• **Aim**: Below are some records. Say how many of their lines contain the string "Ctrl", and give nothing but the number.

• **Raw records**:

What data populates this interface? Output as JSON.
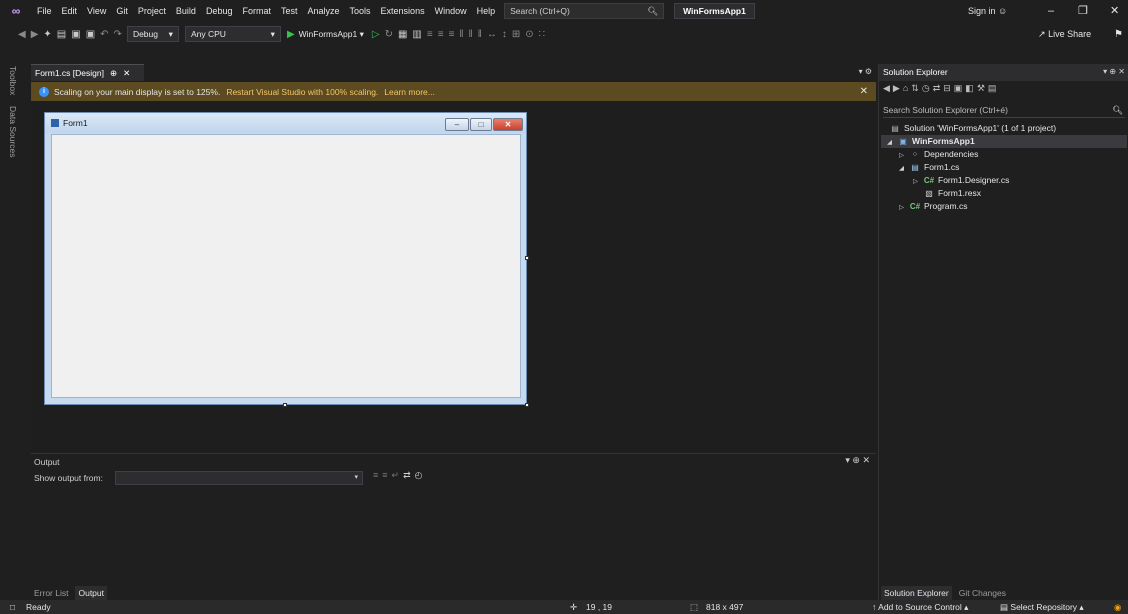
{
  "menubar": {
    "items": [
      "File",
      "Edit",
      "View",
      "Git",
      "Project",
      "Build",
      "Debug",
      "Format",
      "Test",
      "Analyze",
      "Tools",
      "Extensions",
      "Window",
      "Help"
    ],
    "search_placeholder": "Search (Ctrl+Q)",
    "solution_name": "WinFormsApp1",
    "sign_in": "Sign in"
  },
  "toolbar": {
    "configuration": "Debug",
    "platform": "Any CPU",
    "start_target": "WinFormsApp1",
    "live_share": "Live Share"
  },
  "left_rail": {
    "tabs": [
      "Toolbox",
      "Data Sources"
    ]
  },
  "document_tab": {
    "label": "Form1.cs [Design]"
  },
  "infobar": {
    "message": "Scaling on your main display is set to 125%.",
    "link_restart": "Restart Visual Studio with 100% scaling.",
    "link_learn": "Learn more..."
  },
  "designer": {
    "form_title": "Form1"
  },
  "output": {
    "title": "Output",
    "show_from_label": "Show output from:",
    "show_from_value": ""
  },
  "bottom_tabs": [
    "Error List",
    "Output"
  ],
  "solution_explorer": {
    "title": "Solution Explorer",
    "search_placeholder": "Search Solution Explorer (Ctrl+é)",
    "tree": [
      {
        "label": "Solution 'WinFormsApp1' (1 of 1 project)",
        "icon": "solution-icon"
      },
      {
        "label": "WinFormsApp1",
        "icon": "project-icon"
      },
      {
        "label": "Dependencies",
        "icon": "dependencies-icon"
      },
      {
        "label": "Form1.cs",
        "icon": "form-icon"
      },
      {
        "label": "Form1.Designer.cs",
        "icon": "csharp-icon"
      },
      {
        "label": "Form1.resx",
        "icon": "resx-icon"
      },
      {
        "label": "Program.cs",
        "icon": "csharp-icon"
      }
    ],
    "bottom_tabs": [
      "Solution Explorer",
      "Git Changes"
    ]
  },
  "statusbar": {
    "ready": "Ready",
    "position": "19 , 19",
    "size": "818 x 497",
    "add_source_control": "Add to Source Control",
    "select_repository": "Select Repository"
  },
  "colors": {
    "accent_purple": "#c9a0ff",
    "infobar_bg": "#5c4a20",
    "info_link": "#f2c56b",
    "play_green": "#39c14b"
  }
}
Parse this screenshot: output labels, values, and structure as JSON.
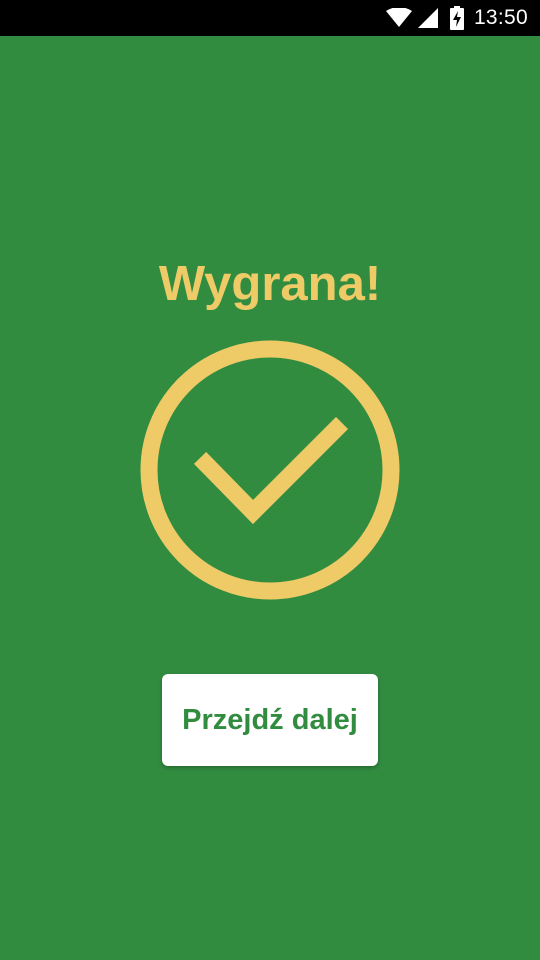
{
  "status_bar": {
    "time": "13:50",
    "icons": [
      "wifi-icon",
      "cell-signal-icon",
      "battery-charging-icon"
    ]
  },
  "result": {
    "title": "Wygrana!",
    "icon": "check-circle-icon"
  },
  "actions": {
    "continue_label": "Przejdź dalej"
  },
  "colors": {
    "background": "#318C40",
    "accent": "#EFCB68",
    "button_background": "#FFFFFF",
    "button_text": "#318C40",
    "status_bar": "#000000"
  }
}
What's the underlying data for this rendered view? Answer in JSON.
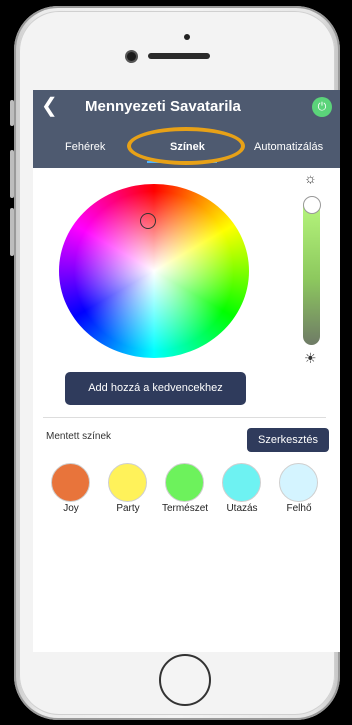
{
  "header": {
    "back_icon": "chevron-left-icon",
    "title": "Mennyezeti Savatarila",
    "power_icon": "power-icon",
    "power_color": "#5bd47a",
    "background": "#4e5a70"
  },
  "tabs": [
    {
      "label": "Fehérek"
    },
    {
      "label": "Színek",
      "selected": true
    },
    {
      "label": "Automatizálás"
    }
  ],
  "brightness": {
    "level": 1.0,
    "top_icon": "sun-icon",
    "bottom_icon": "sun-dim-icon"
  },
  "buttons": {
    "add_favorite": "Add hozzá a kedvencekhez",
    "edit": "Szerkesztés"
  },
  "saved": {
    "label": "Mentett színek",
    "colors": [
      {
        "name": "Joy",
        "color": "#e8743b"
      },
      {
        "name": "Party",
        "color": "#fff25a"
      },
      {
        "name": "Természet",
        "color": "#6df25c"
      },
      {
        "name": "Utazás",
        "color": "#6ef2f2"
      },
      {
        "name": "Felhő",
        "color": "#d4f4ff"
      }
    ]
  },
  "accent": {
    "highlight": "#e7a117",
    "button": "#2f3b5c"
  }
}
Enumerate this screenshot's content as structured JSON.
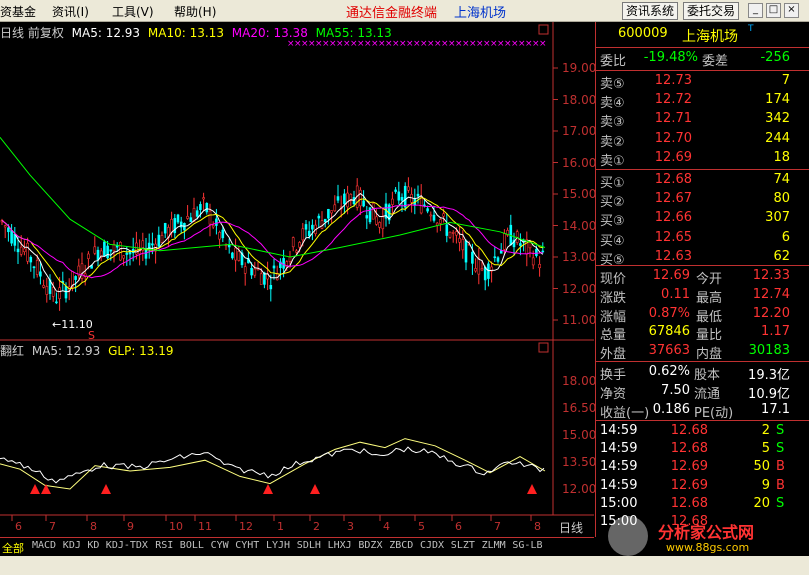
{
  "menu": {
    "item0": "资基金",
    "item1": "资讯(I)",
    "item2": "工具(V)",
    "item3": "帮助(H)",
    "title": "通达信金融终端",
    "subtitle": "上海机场",
    "btn_info": "资讯系统",
    "btn_trade": "委托交易"
  },
  "chart": {
    "main_indicator": "日线 前复权",
    "ma5": "MA5: 12.93",
    "ma10": "MA10: 13.13",
    "ma20": "MA20: 13.38",
    "ma55": "MA55: 13.13",
    "low_mark": "←11.10",
    "sub_indicator": "翻红",
    "sub_ma5": "MA5: 12.93",
    "sub_glp": "GLP: 13.19",
    "period": "日线",
    "x_ticks": [
      "6",
      "7",
      "8",
      "9",
      "10",
      "11",
      "12",
      "1",
      "2",
      "3",
      "4",
      "5",
      "6",
      "7",
      "8"
    ],
    "y_main": [
      "19.00",
      "18.00",
      "17.00",
      "16.00",
      "15.00",
      "14.00",
      "13.00",
      "12.00",
      "11.00"
    ],
    "y_sub": [
      "18.00",
      "16.50",
      "15.00",
      "13.50",
      "12.00"
    ],
    "colors": {
      "ma5": "#ffffff",
      "ma10": "#ffff00",
      "ma20": "#ff00ff",
      "ma55": "#00ff00",
      "up": "#ff3333",
      "down": "#00ffff"
    }
  },
  "panel": {
    "code": "600009",
    "name": "上海机场",
    "weibi_label": "委比",
    "weibi": "-19.48%",
    "weicha_label": "委差",
    "weicha": "-256",
    "sells": [
      {
        "label": "卖⑤",
        "price": "12.73",
        "vol": "7"
      },
      {
        "label": "卖④",
        "price": "12.72",
        "vol": "174"
      },
      {
        "label": "卖③",
        "price": "12.71",
        "vol": "342"
      },
      {
        "label": "卖②",
        "price": "12.70",
        "vol": "244"
      },
      {
        "label": "卖①",
        "price": "12.69",
        "vol": "18"
      }
    ],
    "buys": [
      {
        "label": "买①",
        "price": "12.68",
        "vol": "74"
      },
      {
        "label": "买②",
        "price": "12.67",
        "vol": "80"
      },
      {
        "label": "买③",
        "price": "12.66",
        "vol": "307"
      },
      {
        "label": "买④",
        "price": "12.65",
        "vol": "6"
      },
      {
        "label": "买⑤",
        "price": "12.63",
        "vol": "62"
      }
    ],
    "quote": [
      {
        "l1": "现价",
        "v1": "12.69",
        "l2": "今开",
        "v2": "12.33"
      },
      {
        "l1": "涨跌",
        "v1": "0.11",
        "l2": "最高",
        "v2": "12.74"
      },
      {
        "l1": "涨幅",
        "v1": "0.87%",
        "l2": "最低",
        "v2": "12.20"
      },
      {
        "l1": "总量",
        "v1": "67846",
        "l2": "量比",
        "v2": "1.17"
      },
      {
        "l1": "外盘",
        "v1": "37663",
        "l2": "内盘",
        "v2": "30183"
      }
    ],
    "fin": [
      {
        "l1": "换手",
        "v1": "0.62%",
        "l2": "股本",
        "v2": "19.3亿"
      },
      {
        "l1": "净资",
        "v1": "7.50",
        "l2": "流通",
        "v2": "10.9亿"
      },
      {
        "l1": "收益(一)",
        "v1": "0.186",
        "l2": "PE(动)",
        "v2": "17.1"
      }
    ],
    "ticks": [
      {
        "time": "14:59",
        "price": "12.68",
        "vol": "2",
        "side": "S"
      },
      {
        "time": "14:59",
        "price": "12.68",
        "vol": "5",
        "side": "S"
      },
      {
        "time": "14:59",
        "price": "12.69",
        "vol": "50",
        "side": "B"
      },
      {
        "time": "14:59",
        "price": "12.69",
        "vol": "9",
        "side": "B"
      },
      {
        "time": "15:00",
        "price": "12.68",
        "vol": "20",
        "side": "S"
      },
      {
        "time": "15:00",
        "price": "12.68",
        "vol": "",
        "side": ""
      }
    ]
  },
  "tabs": [
    "全部",
    "MACD",
    "KDJ",
    "KD",
    "KDJ-TDX",
    "RSI",
    "BOLL",
    "CYW",
    "CYHT",
    "LYJH",
    "SDLH",
    "LHXJ",
    "BDZX",
    "ZBCD",
    "CJDX",
    "SLZT",
    "ZLMM",
    "SG-LB"
  ],
  "watermark": {
    "text": "分析家公式网",
    "url": "www.88gs.com"
  }
}
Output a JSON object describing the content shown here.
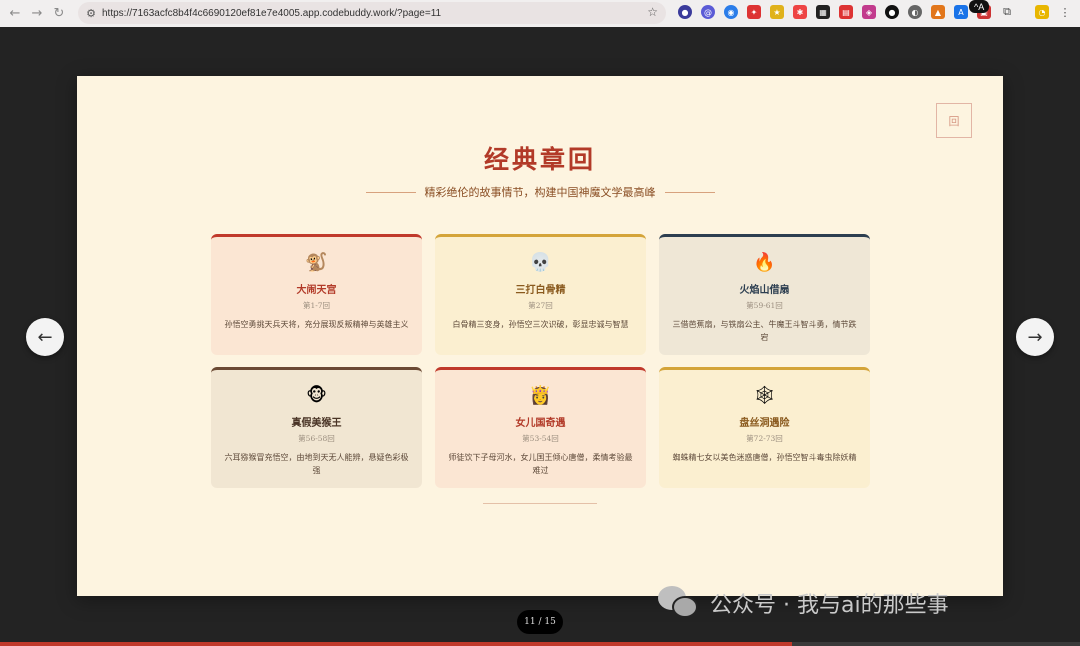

• **Solution for this exercise**: 2